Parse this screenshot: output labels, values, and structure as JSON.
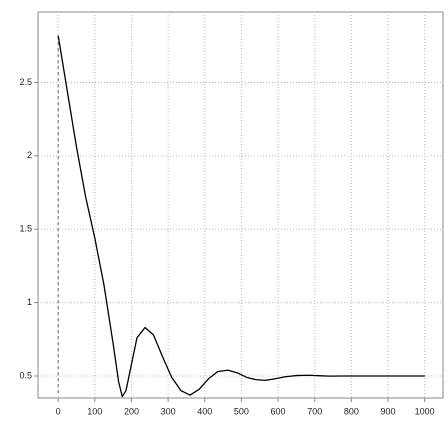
{
  "chart_data": {
    "type": "line",
    "x": [
      0,
      25,
      50,
      75,
      100,
      125,
      150,
      165,
      175,
      185,
      200,
      215,
      237,
      260,
      285,
      310,
      335,
      360,
      385,
      410,
      435,
      463,
      490,
      515,
      540,
      564,
      590,
      620,
      650,
      681,
      710,
      740,
      780,
      850,
      925,
      1000
    ],
    "series": [
      {
        "color": "#000000",
        "values": [
          2.82,
          2.44,
          2.06,
          1.72,
          1.44,
          1.12,
          0.72,
          0.46,
          0.36,
          0.4,
          0.58,
          0.76,
          0.83,
          0.78,
          0.63,
          0.49,
          0.4,
          0.37,
          0.41,
          0.48,
          0.53,
          0.54,
          0.52,
          0.49,
          0.475,
          0.47,
          0.48,
          0.495,
          0.503,
          0.505,
          0.502,
          0.499,
          0.5,
          0.5,
          0.5,
          0.5
        ]
      }
    ],
    "xlim": [
      -55,
      1050
    ],
    "ylim": [
      0.35,
      2.98
    ],
    "xticks": [
      0,
      100,
      200,
      300,
      400,
      500,
      600,
      700,
      800,
      900,
      1000
    ],
    "yticks": [
      0.5,
      1,
      1.5,
      2,
      2.5
    ],
    "grid": true
  }
}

* * *

• **Written task**
Select and copy each line from the data that includes the word "values".

• **Finished answer**
Parse this screenshot: output labels, values, and structure as JSON.
        "values": [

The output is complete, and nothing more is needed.